Extracted data entries:
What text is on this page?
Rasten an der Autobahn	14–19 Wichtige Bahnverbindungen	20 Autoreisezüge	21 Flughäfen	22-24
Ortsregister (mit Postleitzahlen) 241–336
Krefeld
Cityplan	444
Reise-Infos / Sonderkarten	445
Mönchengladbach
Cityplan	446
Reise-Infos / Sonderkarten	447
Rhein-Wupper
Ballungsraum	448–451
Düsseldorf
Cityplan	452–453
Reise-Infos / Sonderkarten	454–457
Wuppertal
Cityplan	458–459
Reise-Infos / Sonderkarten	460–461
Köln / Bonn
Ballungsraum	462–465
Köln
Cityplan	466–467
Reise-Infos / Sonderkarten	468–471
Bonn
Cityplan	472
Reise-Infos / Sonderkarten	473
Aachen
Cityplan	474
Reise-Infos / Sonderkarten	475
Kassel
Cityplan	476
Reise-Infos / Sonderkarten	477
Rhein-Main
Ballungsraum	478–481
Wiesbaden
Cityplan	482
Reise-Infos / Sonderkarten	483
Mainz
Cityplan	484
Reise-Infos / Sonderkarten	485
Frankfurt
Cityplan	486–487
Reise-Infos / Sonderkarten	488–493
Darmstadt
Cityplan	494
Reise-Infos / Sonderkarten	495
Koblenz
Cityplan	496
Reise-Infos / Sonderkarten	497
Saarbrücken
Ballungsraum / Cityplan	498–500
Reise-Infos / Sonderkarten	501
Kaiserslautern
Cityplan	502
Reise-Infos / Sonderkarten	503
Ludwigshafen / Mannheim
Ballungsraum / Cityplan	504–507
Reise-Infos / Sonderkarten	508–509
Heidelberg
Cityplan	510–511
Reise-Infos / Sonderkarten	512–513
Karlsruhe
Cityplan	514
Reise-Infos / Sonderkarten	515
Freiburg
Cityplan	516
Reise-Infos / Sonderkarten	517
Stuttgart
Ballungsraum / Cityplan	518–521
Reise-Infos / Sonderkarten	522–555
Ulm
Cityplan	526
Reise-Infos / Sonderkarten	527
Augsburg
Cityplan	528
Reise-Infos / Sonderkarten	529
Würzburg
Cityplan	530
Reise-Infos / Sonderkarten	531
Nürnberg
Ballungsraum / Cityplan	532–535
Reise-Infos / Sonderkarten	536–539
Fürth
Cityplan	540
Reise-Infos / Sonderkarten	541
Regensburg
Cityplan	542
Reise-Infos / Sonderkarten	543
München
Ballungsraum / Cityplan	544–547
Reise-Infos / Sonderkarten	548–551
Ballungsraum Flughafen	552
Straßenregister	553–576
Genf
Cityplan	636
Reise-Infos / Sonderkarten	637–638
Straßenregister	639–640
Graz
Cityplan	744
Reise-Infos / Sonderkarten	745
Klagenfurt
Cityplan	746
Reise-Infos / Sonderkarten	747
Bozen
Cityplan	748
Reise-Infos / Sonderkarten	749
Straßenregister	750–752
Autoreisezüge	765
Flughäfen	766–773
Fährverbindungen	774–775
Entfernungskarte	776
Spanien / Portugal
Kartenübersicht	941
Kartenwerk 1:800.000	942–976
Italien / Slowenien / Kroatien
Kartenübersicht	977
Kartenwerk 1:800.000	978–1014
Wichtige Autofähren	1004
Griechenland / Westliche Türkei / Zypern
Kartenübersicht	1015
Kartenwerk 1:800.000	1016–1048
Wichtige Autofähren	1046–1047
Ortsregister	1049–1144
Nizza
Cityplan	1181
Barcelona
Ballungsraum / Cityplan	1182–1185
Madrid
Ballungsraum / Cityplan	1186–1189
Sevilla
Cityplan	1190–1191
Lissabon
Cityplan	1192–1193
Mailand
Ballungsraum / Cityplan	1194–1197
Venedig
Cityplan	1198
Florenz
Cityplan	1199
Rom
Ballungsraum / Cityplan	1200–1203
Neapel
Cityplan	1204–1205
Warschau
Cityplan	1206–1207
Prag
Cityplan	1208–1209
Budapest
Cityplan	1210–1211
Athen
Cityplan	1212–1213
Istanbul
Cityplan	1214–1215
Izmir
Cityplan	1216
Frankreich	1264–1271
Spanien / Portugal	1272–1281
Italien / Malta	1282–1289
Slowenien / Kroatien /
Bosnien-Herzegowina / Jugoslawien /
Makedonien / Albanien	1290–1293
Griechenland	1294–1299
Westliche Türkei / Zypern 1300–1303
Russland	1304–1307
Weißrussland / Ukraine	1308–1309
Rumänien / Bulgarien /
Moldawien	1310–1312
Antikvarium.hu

__TASK DESCRIPTION__
Copy the data above in full, character for character.

__RESPONSE FOR THIS EXERCISE__
What text is on this page?
Rasten an der Autobahn	14–19 Wichtige Bahnverbindungen	20 Autoreisezüge	21 Flughäfen	22-24
Ortsregister (mit Postleitzahlen) 241–336
Krefeld
Cityplan	444
Reise-Infos / Sonderkarten	445
Mönchengladbach
Cityplan	446
Reise-Infos / Sonderkarten	447
Rhein-Wupper
Ballungsraum	448–451
Düsseldorf
Cityplan	452–453
Reise-Infos / Sonderkarten	454–457
Wuppertal
Cityplan	458–459
Reise-Infos / Sonderkarten	460–461
Köln / Bonn
Ballungsraum	462–465
Köln
Cityplan	466–467
Reise-Infos / Sonderkarten	468–471
Bonn
Cityplan	472
Reise-Infos / Sonderkarten	473
Aachen
Cityplan	474
Reise-Infos / Sonderkarten	475
Kassel
Cityplan	476
Reise-Infos / Sonderkarten	477
Rhein-Main
Ballungsraum	478–481
Wiesbaden
Cityplan	482
Reise-Infos / Sonderkarten	483
Mainz
Cityplan	484
Reise-Infos / Sonderkarten	485
Frankfurt
Cityplan	486–487
Reise-Infos / Sonderkarten	488–493
Darmstadt
Cityplan	494
Reise-Infos / Sonderkarten	495
Koblenz
Cityplan	496
Reise-Infos / Sonderkarten	497
Saarbrücken
Ballungsraum / Cityplan	498–500
Reise-Infos / Sonderkarten	501
Kaiserslautern
Cityplan	502
Reise-Infos / Sonderkarten	503
Ludwigshafen / Mannheim
Ballungsraum / Cityplan	504–507
Reise-Infos / Sonderkarten	508–509
Heidelberg
Cityplan	510–511
Reise-Infos / Sonderkarten	512–513
Karlsruhe
Cityplan	514
Reise-Infos / Sonderkarten	515
Freiburg
Cityplan	516
Reise-Infos / Sonderkarten	517
Stuttgart
Ballungsraum / Cityplan	518–521
Reise-Infos / Sonderkarten	522–555
Ulm
Cityplan	526
Reise-Infos / Sonderkarten	527
Augsburg
Cityplan	528
Reise-Infos / Sonderkarten	529
Würzburg
Cityplan	530
Reise-Infos / Sonderkarten	531
Nürnberg
Ballungsraum / Cityplan	532–535
Reise-Infos / Sonderkarten	536–539
Fürth
Cityplan	540
Reise-Infos / Sonderkarten	541
Regensburg
Cityplan	542
Reise-Infos / Sonderkarten	543
München
Ballungsraum / Cityplan	544–547
Reise-Infos / Sonderkarten	548–551
Ballungsraum Flughafen	552
Straßenregister	553–576
Genf
Cityplan	636
Reise-Infos / Sonderkarten	637–638
Straßenregister	639–640
Graz
Cityplan	744
Reise-Infos / Sonderkarten	745
Klagenfurt
Cityplan	746
Reise-Infos / Sonderkarten	747
Bozen
Cityplan	748
Reise-Infos / Sonderkarten	749
Straßenregister	750–752
Autoreisezüge	765
Flughäfen	766–773
Fährverbindungen	774–775
Entfernungskarte	776
Spanien / Portugal
Kartenübersicht	941
Kartenwerk 1:800.000	942–976
Italien / Slowenien / Kroatien
Kartenübersicht	977
Kartenwerk 1:800.000	978–1014
Wichtige Autofähren	1004
Griechenland / Westliche Türkei / Zypern
Kartenübersicht	1015
Kartenwerk 1:800.000	1016–1048
Wichtige Autofähren	1046–1047
Ortsregister	1049–1144
Nizza
Cityplan	1181
Barcelona
Ballungsraum / Cityplan	1182–1185
Madrid
Ballungsraum / Cityplan	1186–1189
Sevilla
Cityplan	1190–1191
Lissabon
Cityplan	1192–1193
Mailand
Ballungsraum / Cityplan	1194–1197
Venedig
Cityplan	1198
Florenz
Cityplan	1199
Rom
Ballungsraum / Cityplan	1200–1203
Neapel
Cityplan	1204–1205
Warschau
Cityplan	1206–1207
Prag
Cityplan	1208–1209
Budapest
Cityplan	1210–1211
Athen
Cityplan	1212–1213
Istanbul
Cityplan	1214–1215
Izmir
Cityplan	1216
Frankreich	1264–1271
Spanien / Portugal	1272–1281
Italien / Malta	1282–1289
Slowenien / Kroatien /
Bosnien-Herzegowina / Jugoslawien /
Makedonien / Albanien	1290–1293
Griechenland	1294–1299
Westliche Türkei / Zypern 1300–1303
Russland	1304–1307
Weißrussland / Ukraine	1308–1309
Rumänien / Bulgarien /
Moldawien	1310–1312
Antikvarium.hu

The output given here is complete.